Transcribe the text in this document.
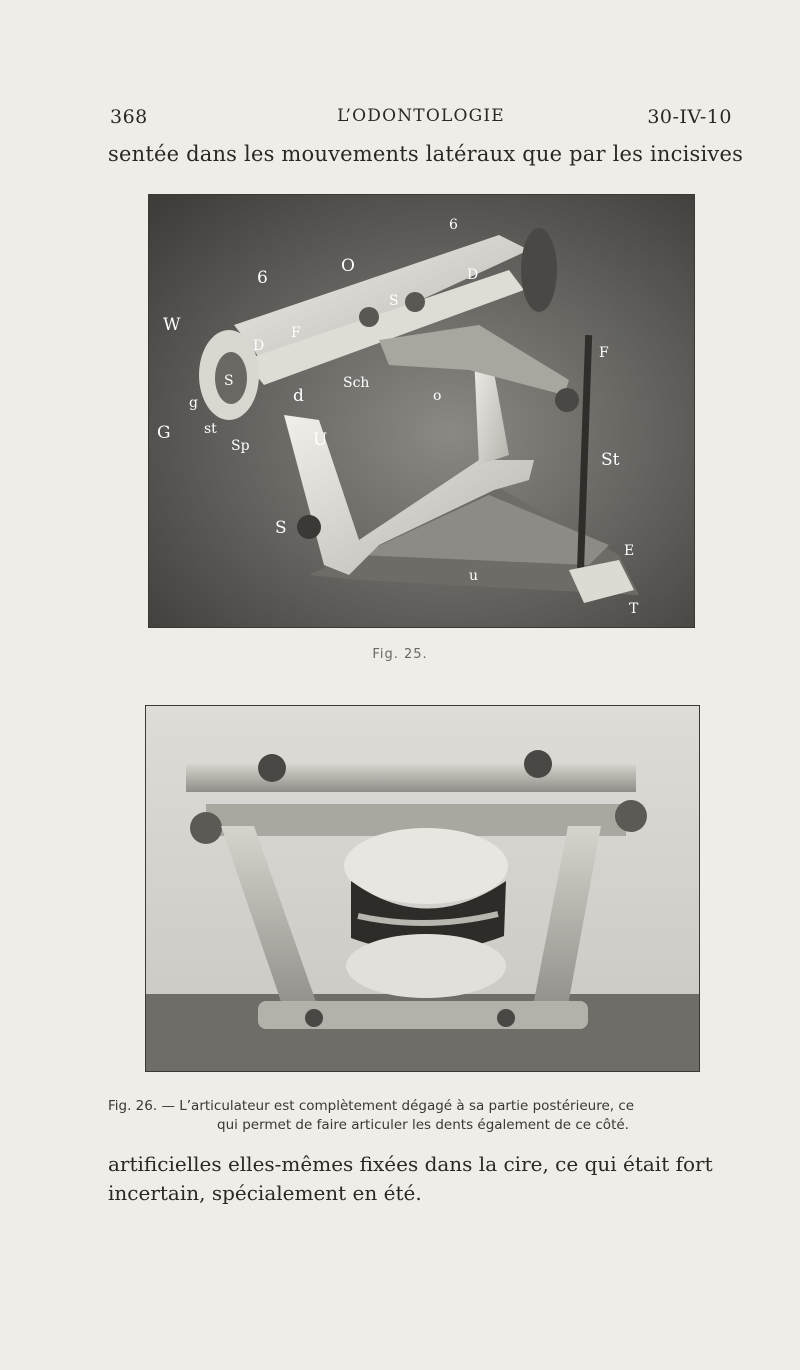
368	L’ODONTOLOGIE	30-IV-10
sentée dans les mouvements latéraux que par les incisives
W
G
g
st
Sp
S
6
6
O	D
F
D
S
Sch
d	o
U
S
F
St
E
u
T
Fig. 25.
Fig. 26. — L’articulateur est complètement dégagé à sa partie postérieure, ce
qui permet de faire articuler les dents également de ce côté.
artificielles elles-mêmes fixées dans la cire, ce qui était fort
incertain, spécialement en été.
------
_EXERCISE BRIEF:_ Which lines hold the string "dans"? Copy all of them from the data above.

_ANSWER IN FULL:_
sentée dans les mouvements latéraux que par les incisives
artificielles elles-mêmes fixées dans la cire, ce qui était fort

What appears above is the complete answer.